● To do: Restate the complete material exactly.

● Records from a dataset:
----------
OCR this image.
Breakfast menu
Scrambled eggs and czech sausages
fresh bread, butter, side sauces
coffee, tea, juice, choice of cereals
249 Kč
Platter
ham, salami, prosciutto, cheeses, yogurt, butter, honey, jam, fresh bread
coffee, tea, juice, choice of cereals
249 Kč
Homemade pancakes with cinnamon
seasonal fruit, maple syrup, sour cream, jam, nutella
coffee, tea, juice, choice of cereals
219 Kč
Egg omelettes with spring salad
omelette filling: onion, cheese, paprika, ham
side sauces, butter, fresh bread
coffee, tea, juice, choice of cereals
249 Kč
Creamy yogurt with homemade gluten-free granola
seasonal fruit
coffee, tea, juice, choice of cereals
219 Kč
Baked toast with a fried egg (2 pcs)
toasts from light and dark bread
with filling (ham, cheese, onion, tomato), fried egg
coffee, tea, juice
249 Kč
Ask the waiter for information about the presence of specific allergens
----------
● Correct response:
OCR this image.
Breakfast menu
Scrambled eggs and czech sausages
fresh bread, butter, side sauces
coffee, tea, juice, choice of cereals
249 Kč
Platter
ham, salami, prosciutto, cheeses, yogurt, butter, honey, jam, fresh bread
coffee, tea, juice, choice of cereals
249 Kč
Homemade pancakes with cinnamon
seasonal fruit, maple syrup, sour cream, jam, nutella
coffee, tea, juice, choice of cereals
219 Kč
Egg omelettes with spring salad
omelette filling: onion, cheese, paprika, ham
side sauces, butter, fresh bread
coffee, tea, juice, choice of cereals
249 Kč
Creamy yogurt with homemade gluten-free granola
seasonal fruit
coffee, tea, juice, choice of cereals
219 Kč
Baked toast with a fried egg (2 pcs)
toasts from light and dark bread
with filling (ham, cheese, onion, tomato), fried egg
coffee, tea, juice
249 Kč
Ask the waiter for information about the presence of specific allergens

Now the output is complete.